Records about charts and figures:
--- START ---
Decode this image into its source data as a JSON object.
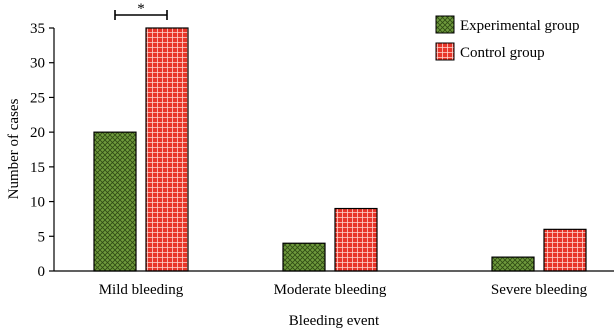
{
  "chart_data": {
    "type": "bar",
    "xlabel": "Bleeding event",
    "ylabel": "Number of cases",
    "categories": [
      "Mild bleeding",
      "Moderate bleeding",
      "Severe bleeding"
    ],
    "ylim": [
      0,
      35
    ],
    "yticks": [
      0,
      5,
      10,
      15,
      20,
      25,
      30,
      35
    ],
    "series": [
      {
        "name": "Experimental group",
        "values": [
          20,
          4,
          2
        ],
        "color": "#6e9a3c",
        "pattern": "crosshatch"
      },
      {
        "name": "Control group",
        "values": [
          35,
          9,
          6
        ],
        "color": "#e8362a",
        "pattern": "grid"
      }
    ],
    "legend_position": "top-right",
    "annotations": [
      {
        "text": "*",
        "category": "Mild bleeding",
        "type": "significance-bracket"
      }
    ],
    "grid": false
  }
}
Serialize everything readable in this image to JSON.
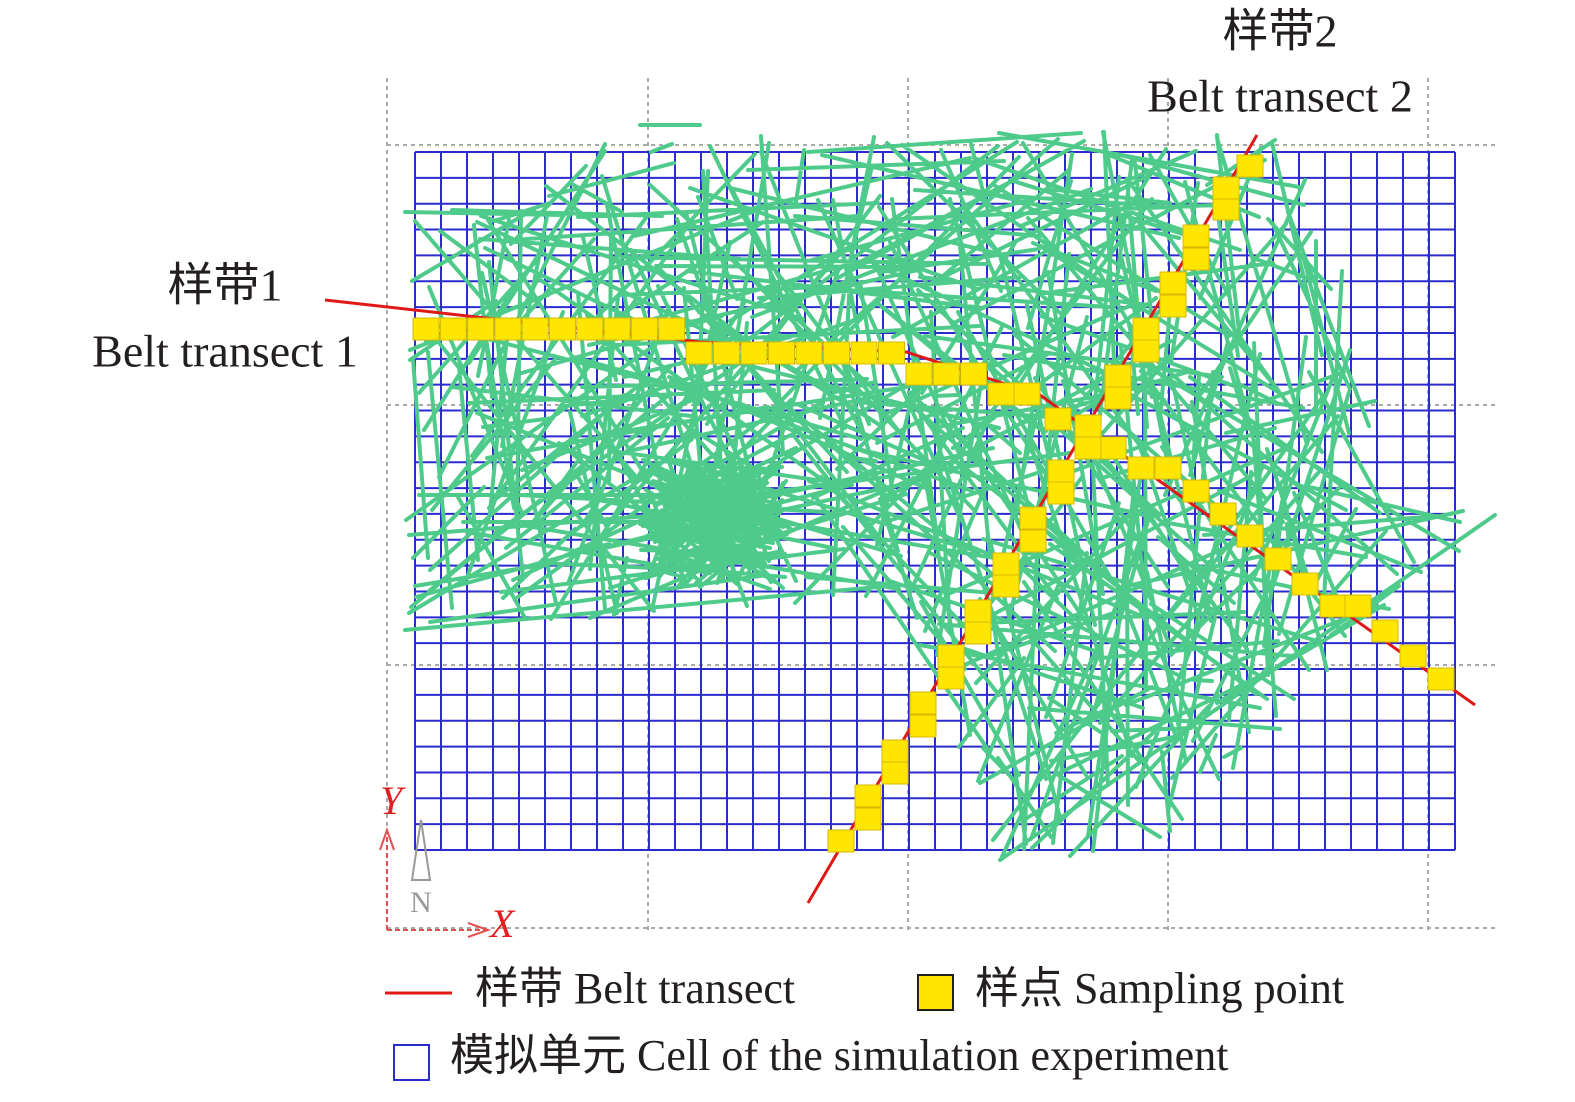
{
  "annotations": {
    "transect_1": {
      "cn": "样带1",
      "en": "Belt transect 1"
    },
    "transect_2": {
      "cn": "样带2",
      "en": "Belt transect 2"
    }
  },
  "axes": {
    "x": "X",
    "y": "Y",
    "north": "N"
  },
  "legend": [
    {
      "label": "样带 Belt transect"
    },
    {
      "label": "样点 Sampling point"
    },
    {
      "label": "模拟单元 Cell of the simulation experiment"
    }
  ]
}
--- END ---
--- START ---
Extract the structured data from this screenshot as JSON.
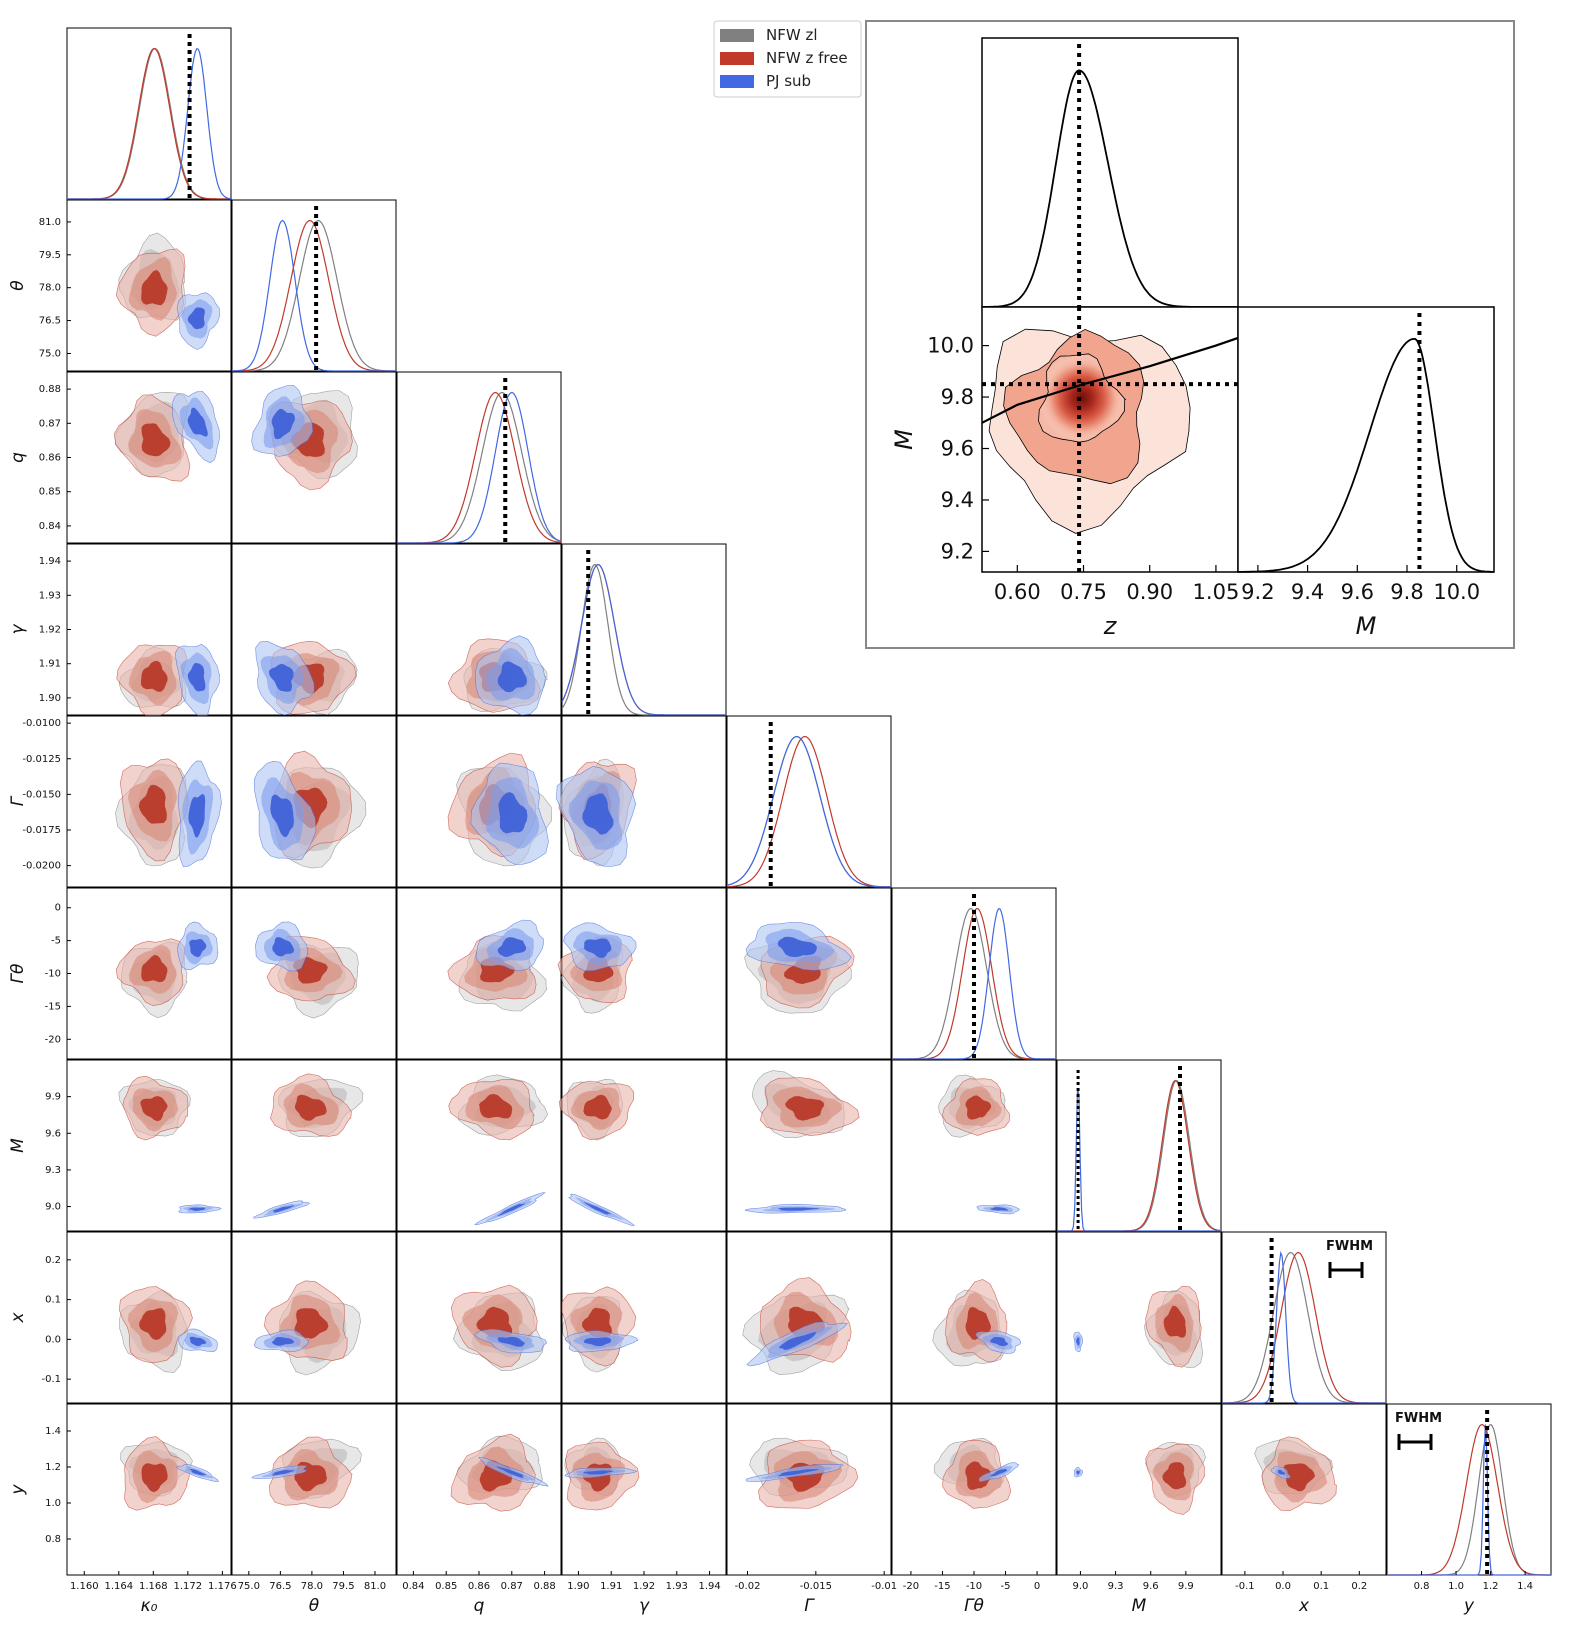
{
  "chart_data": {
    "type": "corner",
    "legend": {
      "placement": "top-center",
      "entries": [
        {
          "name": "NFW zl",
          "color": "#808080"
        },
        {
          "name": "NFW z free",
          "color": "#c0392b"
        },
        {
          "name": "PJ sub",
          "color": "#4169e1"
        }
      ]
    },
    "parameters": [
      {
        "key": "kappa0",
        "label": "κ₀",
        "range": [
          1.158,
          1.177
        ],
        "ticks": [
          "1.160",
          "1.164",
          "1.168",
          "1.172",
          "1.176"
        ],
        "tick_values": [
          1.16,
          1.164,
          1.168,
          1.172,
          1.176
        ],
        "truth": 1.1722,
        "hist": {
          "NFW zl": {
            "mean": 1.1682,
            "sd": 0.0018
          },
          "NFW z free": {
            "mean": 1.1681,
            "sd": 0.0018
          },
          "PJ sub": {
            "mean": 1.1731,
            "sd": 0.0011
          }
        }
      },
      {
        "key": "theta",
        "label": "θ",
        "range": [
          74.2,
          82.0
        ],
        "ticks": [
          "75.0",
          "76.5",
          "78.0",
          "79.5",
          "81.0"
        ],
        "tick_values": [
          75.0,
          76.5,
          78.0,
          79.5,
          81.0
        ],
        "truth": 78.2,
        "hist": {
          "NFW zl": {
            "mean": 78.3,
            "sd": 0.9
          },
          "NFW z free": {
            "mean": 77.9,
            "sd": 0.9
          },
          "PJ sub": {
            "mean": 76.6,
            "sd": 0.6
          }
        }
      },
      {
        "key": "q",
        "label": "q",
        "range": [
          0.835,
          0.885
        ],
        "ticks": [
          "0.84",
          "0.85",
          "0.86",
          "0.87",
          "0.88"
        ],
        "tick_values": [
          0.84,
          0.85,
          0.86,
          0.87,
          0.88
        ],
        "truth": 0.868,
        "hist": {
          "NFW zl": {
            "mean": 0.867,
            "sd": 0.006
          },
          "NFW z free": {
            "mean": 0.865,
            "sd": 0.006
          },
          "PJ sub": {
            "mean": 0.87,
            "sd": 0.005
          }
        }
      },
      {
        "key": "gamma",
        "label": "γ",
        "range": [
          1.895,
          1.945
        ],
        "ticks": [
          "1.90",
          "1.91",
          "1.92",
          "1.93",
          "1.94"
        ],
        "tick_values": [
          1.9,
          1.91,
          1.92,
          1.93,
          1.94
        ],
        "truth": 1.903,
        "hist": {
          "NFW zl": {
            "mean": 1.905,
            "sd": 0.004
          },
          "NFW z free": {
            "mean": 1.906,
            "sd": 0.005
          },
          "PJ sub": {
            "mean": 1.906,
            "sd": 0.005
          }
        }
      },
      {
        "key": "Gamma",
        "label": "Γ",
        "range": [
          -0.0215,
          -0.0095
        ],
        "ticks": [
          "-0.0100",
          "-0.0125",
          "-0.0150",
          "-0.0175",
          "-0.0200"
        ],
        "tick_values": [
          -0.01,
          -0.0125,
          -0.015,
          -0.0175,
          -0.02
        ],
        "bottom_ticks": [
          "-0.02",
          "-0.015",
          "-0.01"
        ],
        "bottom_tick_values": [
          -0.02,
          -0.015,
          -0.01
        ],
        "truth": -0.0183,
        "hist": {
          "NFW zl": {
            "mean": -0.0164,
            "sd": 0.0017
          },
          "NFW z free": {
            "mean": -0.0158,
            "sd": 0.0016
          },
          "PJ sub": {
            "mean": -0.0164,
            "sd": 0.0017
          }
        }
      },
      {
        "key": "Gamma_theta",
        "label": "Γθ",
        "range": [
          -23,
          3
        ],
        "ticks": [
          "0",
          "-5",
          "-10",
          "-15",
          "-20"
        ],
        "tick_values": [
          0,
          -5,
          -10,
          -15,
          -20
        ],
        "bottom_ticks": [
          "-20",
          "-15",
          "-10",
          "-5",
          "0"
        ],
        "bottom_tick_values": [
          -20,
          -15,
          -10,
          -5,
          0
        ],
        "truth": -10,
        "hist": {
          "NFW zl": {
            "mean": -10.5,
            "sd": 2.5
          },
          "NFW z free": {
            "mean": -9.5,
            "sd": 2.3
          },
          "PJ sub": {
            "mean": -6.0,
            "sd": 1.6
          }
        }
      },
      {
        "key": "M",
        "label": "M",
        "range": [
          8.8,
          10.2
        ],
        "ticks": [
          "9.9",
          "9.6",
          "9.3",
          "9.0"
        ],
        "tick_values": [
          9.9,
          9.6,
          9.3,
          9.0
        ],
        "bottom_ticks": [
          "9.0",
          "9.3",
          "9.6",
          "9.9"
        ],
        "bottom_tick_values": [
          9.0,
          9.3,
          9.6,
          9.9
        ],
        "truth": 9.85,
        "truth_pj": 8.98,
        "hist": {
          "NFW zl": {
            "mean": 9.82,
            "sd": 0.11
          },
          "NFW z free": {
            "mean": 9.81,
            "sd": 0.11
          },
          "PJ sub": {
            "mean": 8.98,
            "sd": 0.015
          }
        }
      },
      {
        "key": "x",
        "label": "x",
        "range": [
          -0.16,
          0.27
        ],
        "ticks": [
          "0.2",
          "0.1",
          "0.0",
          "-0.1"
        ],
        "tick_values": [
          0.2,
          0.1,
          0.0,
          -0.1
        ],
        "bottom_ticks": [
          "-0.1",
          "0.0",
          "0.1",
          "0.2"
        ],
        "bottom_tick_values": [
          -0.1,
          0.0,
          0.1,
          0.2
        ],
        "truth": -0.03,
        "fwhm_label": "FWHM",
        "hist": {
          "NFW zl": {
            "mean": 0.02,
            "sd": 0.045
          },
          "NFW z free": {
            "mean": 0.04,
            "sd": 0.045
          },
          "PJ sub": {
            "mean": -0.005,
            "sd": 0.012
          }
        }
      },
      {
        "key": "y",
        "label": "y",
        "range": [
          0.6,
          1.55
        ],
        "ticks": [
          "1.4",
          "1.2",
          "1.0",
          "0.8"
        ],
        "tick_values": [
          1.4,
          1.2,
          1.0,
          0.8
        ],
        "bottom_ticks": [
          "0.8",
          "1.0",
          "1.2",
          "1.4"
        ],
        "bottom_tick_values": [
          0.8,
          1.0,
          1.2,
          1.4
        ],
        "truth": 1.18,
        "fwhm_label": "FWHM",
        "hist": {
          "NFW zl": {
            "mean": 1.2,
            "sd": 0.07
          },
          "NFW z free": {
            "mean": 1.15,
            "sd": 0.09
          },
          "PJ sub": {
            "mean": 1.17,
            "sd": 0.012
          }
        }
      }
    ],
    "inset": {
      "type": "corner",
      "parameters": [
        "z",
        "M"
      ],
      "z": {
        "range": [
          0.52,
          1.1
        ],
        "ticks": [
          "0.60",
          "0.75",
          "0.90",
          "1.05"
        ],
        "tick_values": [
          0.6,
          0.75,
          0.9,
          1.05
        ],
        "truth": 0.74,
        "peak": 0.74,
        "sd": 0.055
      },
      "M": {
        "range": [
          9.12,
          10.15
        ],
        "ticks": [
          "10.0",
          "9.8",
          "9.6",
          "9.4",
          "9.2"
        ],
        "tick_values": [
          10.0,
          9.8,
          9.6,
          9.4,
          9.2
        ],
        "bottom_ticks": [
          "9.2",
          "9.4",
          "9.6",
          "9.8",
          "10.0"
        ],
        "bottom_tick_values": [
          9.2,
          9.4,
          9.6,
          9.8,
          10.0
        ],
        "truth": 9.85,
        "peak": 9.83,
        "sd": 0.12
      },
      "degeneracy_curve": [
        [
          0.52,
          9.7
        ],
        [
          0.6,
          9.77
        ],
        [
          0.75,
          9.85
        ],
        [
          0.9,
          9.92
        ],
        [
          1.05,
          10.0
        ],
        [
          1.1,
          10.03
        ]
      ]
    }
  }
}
--- END ---
◆ **Directions**
Your task is to collect every line above that contains the word "this".

◆ **Written answer**
Decode this image into its source data as a JSON object.
Serialize everything readable in this image to JSON.
Extract the structured data from this screenshot as JSON.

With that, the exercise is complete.